-- Begin Dataset --

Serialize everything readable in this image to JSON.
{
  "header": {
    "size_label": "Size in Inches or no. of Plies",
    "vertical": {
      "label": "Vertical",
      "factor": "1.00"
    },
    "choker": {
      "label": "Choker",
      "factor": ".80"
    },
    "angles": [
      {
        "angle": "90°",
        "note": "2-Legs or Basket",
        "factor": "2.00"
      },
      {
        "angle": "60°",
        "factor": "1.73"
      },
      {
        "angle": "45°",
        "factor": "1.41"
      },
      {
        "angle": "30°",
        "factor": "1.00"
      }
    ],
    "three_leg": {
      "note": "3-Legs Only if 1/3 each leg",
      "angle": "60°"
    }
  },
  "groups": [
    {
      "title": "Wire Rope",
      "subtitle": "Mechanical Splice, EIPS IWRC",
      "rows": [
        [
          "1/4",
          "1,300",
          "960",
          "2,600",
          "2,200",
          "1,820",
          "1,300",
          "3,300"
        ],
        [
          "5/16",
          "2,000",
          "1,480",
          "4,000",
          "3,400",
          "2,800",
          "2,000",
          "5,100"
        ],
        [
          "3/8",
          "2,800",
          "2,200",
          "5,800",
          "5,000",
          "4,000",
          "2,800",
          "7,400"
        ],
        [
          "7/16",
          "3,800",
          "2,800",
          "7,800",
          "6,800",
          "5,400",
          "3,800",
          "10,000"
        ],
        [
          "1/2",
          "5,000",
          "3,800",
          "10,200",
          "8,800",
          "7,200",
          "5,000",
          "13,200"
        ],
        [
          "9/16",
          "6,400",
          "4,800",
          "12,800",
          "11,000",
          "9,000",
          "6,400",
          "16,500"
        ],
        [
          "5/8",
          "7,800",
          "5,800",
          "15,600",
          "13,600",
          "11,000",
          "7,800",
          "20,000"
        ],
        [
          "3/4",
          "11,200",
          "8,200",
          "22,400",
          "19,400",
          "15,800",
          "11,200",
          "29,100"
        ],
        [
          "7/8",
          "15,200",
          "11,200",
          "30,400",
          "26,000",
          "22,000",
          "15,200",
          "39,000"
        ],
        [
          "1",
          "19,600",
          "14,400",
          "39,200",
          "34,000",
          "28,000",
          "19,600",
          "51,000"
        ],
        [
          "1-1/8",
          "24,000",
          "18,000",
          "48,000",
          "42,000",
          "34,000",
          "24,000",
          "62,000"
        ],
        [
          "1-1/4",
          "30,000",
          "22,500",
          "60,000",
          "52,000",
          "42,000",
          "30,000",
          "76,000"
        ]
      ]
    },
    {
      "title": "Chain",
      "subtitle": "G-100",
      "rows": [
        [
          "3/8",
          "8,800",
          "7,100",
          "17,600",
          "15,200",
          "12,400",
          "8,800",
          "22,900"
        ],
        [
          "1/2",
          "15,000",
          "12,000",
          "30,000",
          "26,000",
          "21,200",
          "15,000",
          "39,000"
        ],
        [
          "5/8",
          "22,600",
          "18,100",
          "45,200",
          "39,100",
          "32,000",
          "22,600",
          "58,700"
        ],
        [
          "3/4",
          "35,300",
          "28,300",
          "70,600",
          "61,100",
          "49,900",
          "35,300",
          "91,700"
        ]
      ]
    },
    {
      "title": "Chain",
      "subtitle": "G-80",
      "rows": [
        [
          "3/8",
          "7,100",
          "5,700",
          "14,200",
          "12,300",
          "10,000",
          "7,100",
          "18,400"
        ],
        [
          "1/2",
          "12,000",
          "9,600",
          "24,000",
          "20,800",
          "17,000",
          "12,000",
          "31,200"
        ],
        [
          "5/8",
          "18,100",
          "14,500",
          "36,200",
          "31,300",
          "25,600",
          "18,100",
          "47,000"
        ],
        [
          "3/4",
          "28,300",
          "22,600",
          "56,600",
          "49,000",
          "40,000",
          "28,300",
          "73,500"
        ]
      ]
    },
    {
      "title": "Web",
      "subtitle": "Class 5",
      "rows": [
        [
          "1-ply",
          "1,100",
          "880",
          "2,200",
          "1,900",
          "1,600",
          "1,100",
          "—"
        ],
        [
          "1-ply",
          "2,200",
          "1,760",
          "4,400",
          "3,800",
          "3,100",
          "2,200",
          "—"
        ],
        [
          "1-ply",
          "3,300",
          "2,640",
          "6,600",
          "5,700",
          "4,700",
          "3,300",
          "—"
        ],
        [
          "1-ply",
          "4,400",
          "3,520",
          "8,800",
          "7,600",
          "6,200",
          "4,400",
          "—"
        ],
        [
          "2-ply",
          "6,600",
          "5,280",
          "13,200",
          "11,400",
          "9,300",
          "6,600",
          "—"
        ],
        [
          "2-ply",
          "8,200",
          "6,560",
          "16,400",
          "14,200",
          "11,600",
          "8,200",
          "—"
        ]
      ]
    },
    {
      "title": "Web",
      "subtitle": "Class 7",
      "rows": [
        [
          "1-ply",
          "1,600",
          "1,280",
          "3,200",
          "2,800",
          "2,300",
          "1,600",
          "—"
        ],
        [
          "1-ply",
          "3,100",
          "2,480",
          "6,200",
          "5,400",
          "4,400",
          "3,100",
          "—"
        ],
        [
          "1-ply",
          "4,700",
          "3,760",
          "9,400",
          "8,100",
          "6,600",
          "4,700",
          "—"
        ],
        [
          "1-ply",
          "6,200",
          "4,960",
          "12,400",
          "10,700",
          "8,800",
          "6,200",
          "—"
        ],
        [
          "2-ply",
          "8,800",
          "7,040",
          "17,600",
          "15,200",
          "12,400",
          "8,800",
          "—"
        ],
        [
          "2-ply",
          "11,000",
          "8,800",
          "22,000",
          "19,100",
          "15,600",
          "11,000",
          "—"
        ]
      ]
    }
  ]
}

-- End Dataset --

# Work instructions
Extract the complete listing verbatim.

# Solution to this problem
Serialize everything readable in this image to JSON.
{
  "header": {
    "size_label": "Size in Inches or no. of Plies",
    "vertical": {
      "label": "Vertical",
      "factor": "1.00"
    },
    "choker": {
      "label": "Choker",
      "factor": ".80"
    },
    "angles": [
      {
        "angle": "90°",
        "note": "2-Legs or Basket",
        "factor": "2.00"
      },
      {
        "angle": "60°",
        "factor": "1.73"
      },
      {
        "angle": "45°",
        "factor": "1.41"
      },
      {
        "angle": "30°",
        "factor": "1.00"
      }
    ],
    "three_leg": {
      "note": "3-Legs Only if 1/3 each leg",
      "angle": "60°"
    }
  },
  "groups": [
    {
      "title": "Wire Rope",
      "subtitle": "Mechanical Splice, EIPS IWRC",
      "rows": [
        [
          "1/4",
          "1,300",
          "960",
          "2,600",
          "2,200",
          "1,820",
          "1,300",
          "3,300"
        ],
        [
          "5/16",
          "2,000",
          "1,480",
          "4,000",
          "3,400",
          "2,800",
          "2,000",
          "5,100"
        ],
        [
          "3/8",
          "2,800",
          "2,200",
          "5,800",
          "5,000",
          "4,000",
          "2,800",
          "7,400"
        ],
        [
          "7/16",
          "3,800",
          "2,800",
          "7,800",
          "6,800",
          "5,400",
          "3,800",
          "10,000"
        ],
        [
          "1/2",
          "5,000",
          "3,800",
          "10,200",
          "8,800",
          "7,200",
          "5,000",
          "13,200"
        ],
        [
          "9/16",
          "6,400",
          "4,800",
          "12,800",
          "11,000",
          "9,000",
          "6,400",
          "16,500"
        ],
        [
          "5/8",
          "7,800",
          "5,800",
          "15,600",
          "13,600",
          "11,000",
          "7,800",
          "20,000"
        ],
        [
          "3/4",
          "11,200",
          "8,200",
          "22,400",
          "19,400",
          "15,800",
          "11,200",
          "29,100"
        ],
        [
          "7/8",
          "15,200",
          "11,200",
          "30,400",
          "26,000",
          "22,000",
          "15,200",
          "39,000"
        ],
        [
          "1",
          "19,600",
          "14,400",
          "39,200",
          "34,000",
          "28,000",
          "19,600",
          "51,000"
        ],
        [
          "1-1/8",
          "24,000",
          "18,000",
          "48,000",
          "42,000",
          "34,000",
          "24,000",
          "62,000"
        ],
        [
          "1-1/4",
          "30,000",
          "22,500",
          "60,000",
          "52,000",
          "42,000",
          "30,000",
          "76,000"
        ]
      ]
    },
    {
      "title": "Chain",
      "subtitle": "G-100",
      "rows": [
        [
          "3/8",
          "8,800",
          "7,100",
          "17,600",
          "15,200",
          "12,400",
          "8,800",
          "22,900"
        ],
        [
          "1/2",
          "15,000",
          "12,000",
          "30,000",
          "26,000",
          "21,200",
          "15,000",
          "39,000"
        ],
        [
          "5/8",
          "22,600",
          "18,100",
          "45,200",
          "39,100",
          "32,000",
          "22,600",
          "58,700"
        ],
        [
          "3/4",
          "35,300",
          "28,300",
          "70,600",
          "61,100",
          "49,900",
          "35,300",
          "91,700"
        ]
      ]
    },
    {
      "title": "Chain",
      "subtitle": "G-80",
      "rows": [
        [
          "3/8",
          "7,100",
          "5,700",
          "14,200",
          "12,300",
          "10,000",
          "7,100",
          "18,400"
        ],
        [
          "1/2",
          "12,000",
          "9,600",
          "24,000",
          "20,800",
          "17,000",
          "12,000",
          "31,200"
        ],
        [
          "5/8",
          "18,100",
          "14,500",
          "36,200",
          "31,300",
          "25,600",
          "18,100",
          "47,000"
        ],
        [
          "3/4",
          "28,300",
          "22,600",
          "56,600",
          "49,000",
          "40,000",
          "28,300",
          "73,500"
        ]
      ]
    },
    {
      "title": "Web",
      "subtitle": "Class 5",
      "rows": [
        [
          "1-ply",
          "1,100",
          "880",
          "2,200",
          "1,900",
          "1,600",
          "1,100",
          "—"
        ],
        [
          "1-ply",
          "2,200",
          "1,760",
          "4,400",
          "3,800",
          "3,100",
          "2,200",
          "—"
        ],
        [
          "1-ply",
          "3,300",
          "2,640",
          "6,600",
          "5,700",
          "4,700",
          "3,300",
          "—"
        ],
        [
          "1-ply",
          "4,400",
          "3,520",
          "8,800",
          "7,600",
          "6,200",
          "4,400",
          "—"
        ],
        [
          "2-ply",
          "6,600",
          "5,280",
          "13,200",
          "11,400",
          "9,300",
          "6,600",
          "—"
        ],
        [
          "2-ply",
          "8,200",
          "6,560",
          "16,400",
          "14,200",
          "11,600",
          "8,200",
          "—"
        ]
      ]
    },
    {
      "title": "Web",
      "subtitle": "Class 7",
      "rows": [
        [
          "1-ply",
          "1,600",
          "1,280",
          "3,200",
          "2,800",
          "2,300",
          "1,600",
          "—"
        ],
        [
          "1-ply",
          "3,100",
          "2,480",
          "6,200",
          "5,400",
          "4,400",
          "3,100",
          "—"
        ],
        [
          "1-ply",
          "4,700",
          "3,760",
          "9,400",
          "8,100",
          "6,600",
          "4,700",
          "—"
        ],
        [
          "1-ply",
          "6,200",
          "4,960",
          "12,400",
          "10,700",
          "8,800",
          "6,200",
          "—"
        ],
        [
          "2-ply",
          "8,800",
          "7,040",
          "17,600",
          "15,200",
          "12,400",
          "8,800",
          "—"
        ],
        [
          "2-ply",
          "11,000",
          "8,800",
          "22,000",
          "19,100",
          "15,600",
          "11,000",
          "—"
        ]
      ]
    }
  ]
}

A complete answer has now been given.